Go through the entries below, tally each line with the string "Feature", and give the final number by itself.

→ **DATASET RECORDS**:
++++++++
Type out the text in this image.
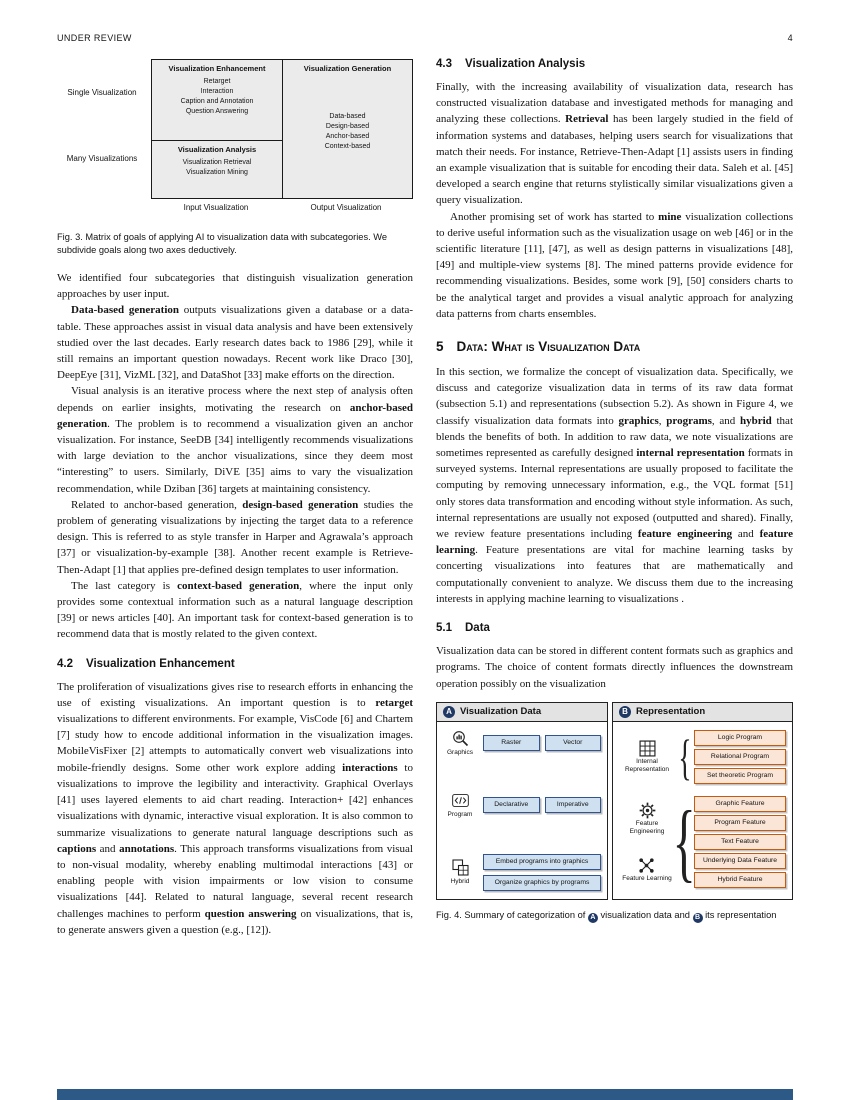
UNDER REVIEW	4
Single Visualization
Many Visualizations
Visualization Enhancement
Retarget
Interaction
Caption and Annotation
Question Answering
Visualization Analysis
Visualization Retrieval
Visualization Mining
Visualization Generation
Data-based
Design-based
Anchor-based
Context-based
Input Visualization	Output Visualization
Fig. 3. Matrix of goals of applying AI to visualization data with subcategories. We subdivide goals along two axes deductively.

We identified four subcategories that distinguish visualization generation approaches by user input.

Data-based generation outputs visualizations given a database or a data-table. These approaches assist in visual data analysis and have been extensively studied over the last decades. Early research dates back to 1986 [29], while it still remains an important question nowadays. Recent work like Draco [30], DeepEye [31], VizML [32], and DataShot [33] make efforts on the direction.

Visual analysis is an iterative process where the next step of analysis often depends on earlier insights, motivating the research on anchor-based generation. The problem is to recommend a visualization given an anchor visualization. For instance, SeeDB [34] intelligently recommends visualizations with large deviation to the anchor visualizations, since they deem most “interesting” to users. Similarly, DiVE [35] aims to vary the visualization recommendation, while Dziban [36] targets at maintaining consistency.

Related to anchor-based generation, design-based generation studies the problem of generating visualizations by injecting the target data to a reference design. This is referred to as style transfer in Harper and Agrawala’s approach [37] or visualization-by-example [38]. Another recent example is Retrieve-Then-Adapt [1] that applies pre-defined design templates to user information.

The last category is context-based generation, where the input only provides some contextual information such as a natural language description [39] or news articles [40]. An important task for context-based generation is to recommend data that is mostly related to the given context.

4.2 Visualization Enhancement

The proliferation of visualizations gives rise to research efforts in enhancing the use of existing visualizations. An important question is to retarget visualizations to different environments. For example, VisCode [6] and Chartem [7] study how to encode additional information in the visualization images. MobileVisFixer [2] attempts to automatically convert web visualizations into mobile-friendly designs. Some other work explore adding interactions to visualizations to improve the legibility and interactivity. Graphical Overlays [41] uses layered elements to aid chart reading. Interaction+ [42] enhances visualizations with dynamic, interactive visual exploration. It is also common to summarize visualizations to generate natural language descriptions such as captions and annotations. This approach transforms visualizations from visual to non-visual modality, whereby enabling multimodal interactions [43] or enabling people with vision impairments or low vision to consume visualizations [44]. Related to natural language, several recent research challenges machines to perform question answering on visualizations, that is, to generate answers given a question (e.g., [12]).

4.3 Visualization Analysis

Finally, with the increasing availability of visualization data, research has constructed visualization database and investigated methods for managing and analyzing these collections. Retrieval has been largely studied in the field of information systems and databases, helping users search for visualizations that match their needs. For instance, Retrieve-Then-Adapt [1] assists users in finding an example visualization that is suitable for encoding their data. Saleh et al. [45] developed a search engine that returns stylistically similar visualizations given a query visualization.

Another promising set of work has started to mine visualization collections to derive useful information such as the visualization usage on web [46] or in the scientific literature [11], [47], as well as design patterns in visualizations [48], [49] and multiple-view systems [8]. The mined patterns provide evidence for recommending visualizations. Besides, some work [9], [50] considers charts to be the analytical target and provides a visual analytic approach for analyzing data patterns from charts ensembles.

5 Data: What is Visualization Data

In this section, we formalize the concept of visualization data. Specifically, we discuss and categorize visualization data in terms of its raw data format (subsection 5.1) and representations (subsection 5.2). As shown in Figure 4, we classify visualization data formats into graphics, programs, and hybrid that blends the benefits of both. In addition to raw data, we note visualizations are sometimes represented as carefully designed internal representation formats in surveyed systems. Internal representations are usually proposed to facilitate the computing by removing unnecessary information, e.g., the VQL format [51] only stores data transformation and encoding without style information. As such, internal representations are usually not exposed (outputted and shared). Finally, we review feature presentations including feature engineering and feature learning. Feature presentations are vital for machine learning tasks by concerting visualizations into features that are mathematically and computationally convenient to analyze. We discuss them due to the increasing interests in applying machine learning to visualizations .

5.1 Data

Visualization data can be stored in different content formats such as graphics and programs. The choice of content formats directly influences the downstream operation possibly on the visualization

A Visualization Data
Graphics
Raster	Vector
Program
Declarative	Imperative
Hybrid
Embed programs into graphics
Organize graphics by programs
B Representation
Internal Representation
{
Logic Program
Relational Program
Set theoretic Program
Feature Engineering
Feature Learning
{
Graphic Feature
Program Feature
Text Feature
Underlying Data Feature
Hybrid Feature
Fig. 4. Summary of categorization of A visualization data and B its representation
++++++++
→ **OUTPUT FOR THIS TASK**: 8